** start RECORDS SHOWN **

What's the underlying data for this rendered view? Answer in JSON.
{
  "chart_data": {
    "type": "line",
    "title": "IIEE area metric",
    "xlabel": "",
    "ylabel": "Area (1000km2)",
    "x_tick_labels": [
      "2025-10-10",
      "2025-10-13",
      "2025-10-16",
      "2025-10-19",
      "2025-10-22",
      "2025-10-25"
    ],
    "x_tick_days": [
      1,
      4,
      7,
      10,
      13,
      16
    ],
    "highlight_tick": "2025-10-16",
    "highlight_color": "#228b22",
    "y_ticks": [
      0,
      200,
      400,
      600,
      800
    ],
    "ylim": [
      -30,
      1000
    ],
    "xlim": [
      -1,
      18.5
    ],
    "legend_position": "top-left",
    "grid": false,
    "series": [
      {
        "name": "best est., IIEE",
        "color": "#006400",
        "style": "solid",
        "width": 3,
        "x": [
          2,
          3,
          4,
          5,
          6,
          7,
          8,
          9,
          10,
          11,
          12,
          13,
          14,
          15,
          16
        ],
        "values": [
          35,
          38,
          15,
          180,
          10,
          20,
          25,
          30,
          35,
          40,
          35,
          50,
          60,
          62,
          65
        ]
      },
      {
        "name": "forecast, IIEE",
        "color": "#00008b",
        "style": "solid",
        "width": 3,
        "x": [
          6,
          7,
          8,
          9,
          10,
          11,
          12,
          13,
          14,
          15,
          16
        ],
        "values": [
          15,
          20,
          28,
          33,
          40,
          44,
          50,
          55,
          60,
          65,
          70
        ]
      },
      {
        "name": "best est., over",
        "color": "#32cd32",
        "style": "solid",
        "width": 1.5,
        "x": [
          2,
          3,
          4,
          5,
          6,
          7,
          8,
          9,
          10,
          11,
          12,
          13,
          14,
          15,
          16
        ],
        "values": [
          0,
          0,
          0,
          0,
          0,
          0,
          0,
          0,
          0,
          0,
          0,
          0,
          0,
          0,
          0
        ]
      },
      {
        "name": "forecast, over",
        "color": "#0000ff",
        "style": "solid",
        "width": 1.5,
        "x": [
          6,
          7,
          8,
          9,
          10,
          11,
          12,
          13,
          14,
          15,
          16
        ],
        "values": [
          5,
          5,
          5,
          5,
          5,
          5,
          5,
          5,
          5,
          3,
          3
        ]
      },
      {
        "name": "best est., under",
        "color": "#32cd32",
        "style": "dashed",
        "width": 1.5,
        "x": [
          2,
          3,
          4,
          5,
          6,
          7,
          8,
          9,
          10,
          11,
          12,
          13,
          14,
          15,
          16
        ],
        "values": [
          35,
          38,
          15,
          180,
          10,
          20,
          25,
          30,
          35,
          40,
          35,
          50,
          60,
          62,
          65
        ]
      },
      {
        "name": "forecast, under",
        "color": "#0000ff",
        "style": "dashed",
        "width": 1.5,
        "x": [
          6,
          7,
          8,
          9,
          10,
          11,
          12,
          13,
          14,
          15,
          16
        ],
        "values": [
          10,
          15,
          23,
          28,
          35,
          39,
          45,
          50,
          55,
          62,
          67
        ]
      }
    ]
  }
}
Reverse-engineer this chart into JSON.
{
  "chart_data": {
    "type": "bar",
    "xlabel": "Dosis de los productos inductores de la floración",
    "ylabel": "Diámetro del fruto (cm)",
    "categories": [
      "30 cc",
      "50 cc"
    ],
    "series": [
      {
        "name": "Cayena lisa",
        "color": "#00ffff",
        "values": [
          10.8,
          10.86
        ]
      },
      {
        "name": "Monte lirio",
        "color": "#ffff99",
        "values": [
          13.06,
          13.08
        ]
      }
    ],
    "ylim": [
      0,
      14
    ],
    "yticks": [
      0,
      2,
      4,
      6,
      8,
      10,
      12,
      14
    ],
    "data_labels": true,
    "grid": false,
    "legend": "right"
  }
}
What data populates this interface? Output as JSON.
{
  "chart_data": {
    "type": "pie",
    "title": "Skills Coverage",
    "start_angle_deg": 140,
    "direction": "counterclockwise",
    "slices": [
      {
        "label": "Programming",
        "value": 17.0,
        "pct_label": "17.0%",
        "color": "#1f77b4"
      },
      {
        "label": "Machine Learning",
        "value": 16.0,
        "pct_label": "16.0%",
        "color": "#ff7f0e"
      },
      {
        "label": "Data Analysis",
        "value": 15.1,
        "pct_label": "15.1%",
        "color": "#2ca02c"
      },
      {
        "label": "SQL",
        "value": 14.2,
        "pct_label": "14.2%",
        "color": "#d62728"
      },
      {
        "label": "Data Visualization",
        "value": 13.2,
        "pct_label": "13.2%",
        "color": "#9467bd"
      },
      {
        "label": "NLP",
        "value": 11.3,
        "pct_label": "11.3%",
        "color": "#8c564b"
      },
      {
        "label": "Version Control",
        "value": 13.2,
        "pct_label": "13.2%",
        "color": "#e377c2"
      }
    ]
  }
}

** end RECORDS SHOWN **

GIVEN REQUEST: The lines above should be duplicated exactly.

RESULT:
What's the underlying data for this rendered view? Answer in JSON.
{
  "chart_data": {
    "type": "line",
    "title": "IIEE area metric",
    "xlabel": "",
    "ylabel": "Area (1000km2)",
    "x_tick_labels": [
      "2025-10-10",
      "2025-10-13",
      "2025-10-16",
      "2025-10-19",
      "2025-10-22",
      "2025-10-25"
    ],
    "x_tick_days": [
      1,
      4,
      7,
      10,
      13,
      16
    ],
    "highlight_tick": "2025-10-16",
    "highlight_color": "#228b22",
    "y_ticks": [
      0,
      200,
      400,
      600,
      800
    ],
    "ylim": [
      -30,
      1000
    ],
    "xlim": [
      -1,
      18.5
    ],
    "legend_position": "top-left",
    "grid": false,
    "series": [
      {
        "name": "best est., IIEE",
        "color": "#006400",
        "style": "solid",
        "width": 3,
        "x": [
          2,
          3,
          4,
          5,
          6,
          7,
          8,
          9,
          10,
          11,
          12,
          13,
          14,
          15,
          16
        ],
        "values": [
          35,
          38,
          15,
          180,
          10,
          20,
          25,
          30,
          35,
          40,
          35,
          50,
          60,
          62,
          65
        ]
      },
      {
        "name": "forecast, IIEE",
        "color": "#00008b",
        "style": "solid",
        "width": 3,
        "x": [
          6,
          7,
          8,
          9,
          10,
          11,
          12,
          13,
          14,
          15,
          16
        ],
        "values": [
          15,
          20,
          28,
          33,
          40,
          44,
          50,
          55,
          60,
          65,
          70
        ]
      },
      {
        "name": "best est., over",
        "color": "#32cd32",
        "style": "solid",
        "width": 1.5,
        "x": [
          2,
          3,
          4,
          5,
          6,
          7,
          8,
          9,
          10,
          11,
          12,
          13,
          14,
          15,
          16
        ],
        "values": [
          0,
          0,
          0,
          0,
          0,
          0,
          0,
          0,
          0,
          0,
          0,
          0,
          0,
          0,
          0
        ]
      },
      {
        "name": "forecast, over",
        "color": "#0000ff",
        "style": "solid",
        "width": 1.5,
        "x": [
          6,
          7,
          8,
          9,
          10,
          11,
          12,
          13,
          14,
          15,
          16
        ],
        "values": [
          5,
          5,
          5,
          5,
          5,
          5,
          5,
          5,
          5,
          3,
          3
        ]
      },
      {
        "name": "best est., under",
        "color": "#32cd32",
        "style": "dashed",
        "width": 1.5,
        "x": [
          2,
          3,
          4,
          5,
          6,
          7,
          8,
          9,
          10,
          11,
          12,
          13,
          14,
          15,
          16
        ],
        "values": [
          35,
          38,
          15,
          180,
          10,
          20,
          25,
          30,
          35,
          40,
          35,
          50,
          60,
          62,
          65
        ]
      },
      {
        "name": "forecast, under",
        "color": "#0000ff",
        "style": "dashed",
        "width": 1.5,
        "x": [
          6,
          7,
          8,
          9,
          10,
          11,
          12,
          13,
          14,
          15,
          16
        ],
        "values": [
          10,
          15,
          23,
          28,
          35,
          39,
          45,
          50,
          55,
          62,
          67
        ]
      }
    ]
  }
}
Reverse-engineer this chart into JSON.
{
  "chart_data": {
    "type": "bar",
    "xlabel": "Dosis de los productos inductores de la floración",
    "ylabel": "Diámetro del fruto (cm)",
    "categories": [
      "30 cc",
      "50 cc"
    ],
    "series": [
      {
        "name": "Cayena lisa",
        "color": "#00ffff",
        "values": [
          10.8,
          10.86
        ]
      },
      {
        "name": "Monte lirio",
        "color": "#ffff99",
        "values": [
          13.06,
          13.08
        ]
      }
    ],
    "ylim": [
      0,
      14
    ],
    "yticks": [
      0,
      2,
      4,
      6,
      8,
      10,
      12,
      14
    ],
    "data_labels": true,
    "grid": false,
    "legend": "right"
  }
}
What data populates this interface? Output as JSON.
{
  "chart_data": {
    "type": "pie",
    "title": "Skills Coverage",
    "start_angle_deg": 140,
    "direction": "counterclockwise",
    "slices": [
      {
        "label": "Programming",
        "value": 17.0,
        "pct_label": "17.0%",
        "color": "#1f77b4"
      },
      {
        "label": "Machine Learning",
        "value": 16.0,
        "pct_label": "16.0%",
        "color": "#ff7f0e"
      },
      {
        "label": "Data Analysis",
        "value": 15.1,
        "pct_label": "15.1%",
        "color": "#2ca02c"
      },
      {
        "label": "SQL",
        "value": 14.2,
        "pct_label": "14.2%",
        "color": "#d62728"
      },
      {
        "label": "Data Visualization",
        "value": 13.2,
        "pct_label": "13.2%",
        "color": "#9467bd"
      },
      {
        "label": "NLP",
        "value": 11.3,
        "pct_label": "11.3%",
        "color": "#8c564b"
      },
      {
        "label": "Version Control",
        "value": 13.2,
        "pct_label": "13.2%",
        "color": "#e377c2"
      }
    ]
  }
}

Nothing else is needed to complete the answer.